What is required »
Each entry below is to be printed verbatim.

§

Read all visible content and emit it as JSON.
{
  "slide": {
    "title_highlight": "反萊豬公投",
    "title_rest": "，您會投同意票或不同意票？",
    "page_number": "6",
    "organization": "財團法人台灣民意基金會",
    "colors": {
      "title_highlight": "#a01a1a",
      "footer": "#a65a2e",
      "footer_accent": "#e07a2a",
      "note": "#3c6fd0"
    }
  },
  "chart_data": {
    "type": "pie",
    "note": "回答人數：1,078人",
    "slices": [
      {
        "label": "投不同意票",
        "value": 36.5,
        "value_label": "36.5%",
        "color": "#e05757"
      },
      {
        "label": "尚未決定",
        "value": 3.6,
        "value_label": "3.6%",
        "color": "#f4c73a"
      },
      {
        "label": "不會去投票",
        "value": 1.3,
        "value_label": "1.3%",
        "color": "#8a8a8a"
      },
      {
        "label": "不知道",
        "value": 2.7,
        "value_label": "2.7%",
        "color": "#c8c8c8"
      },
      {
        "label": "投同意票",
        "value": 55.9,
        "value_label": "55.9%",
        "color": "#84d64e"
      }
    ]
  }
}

§

Correct answer »
Read all visible content and emit it as JSON.
{
  "slide": {
    "title_highlight": "反萊豬公投",
    "title_rest": "，您會投同意票或不同意票？",
    "page_number": "6",
    "organization": "財團法人台灣民意基金會",
    "colors": {
      "title_highlight": "#a01a1a",
      "footer": "#a65a2e",
      "footer_accent": "#e07a2a",
      "note": "#3c6fd0"
    }
  },
  "chart_data": {
    "type": "pie",
    "note": "回答人數：1,078人",
    "slices": [
      {
        "label": "投不同意票",
        "value": 36.5,
        "value_label": "36.5%",
        "color": "#e05757"
      },
      {
        "label": "尚未決定",
        "value": 3.6,
        "value_label": "3.6%",
        "color": "#f4c73a"
      },
      {
        "label": "不會去投票",
        "value": 1.3,
        "value_label": "1.3%",
        "color": "#8a8a8a"
      },
      {
        "label": "不知道",
        "value": 2.7,
        "value_label": "2.7%",
        "color": "#c8c8c8"
      },
      {
        "label": "投同意票",
        "value": 55.9,
        "value_label": "55.9%",
        "color": "#84d64e"
      }
    ]
  }
}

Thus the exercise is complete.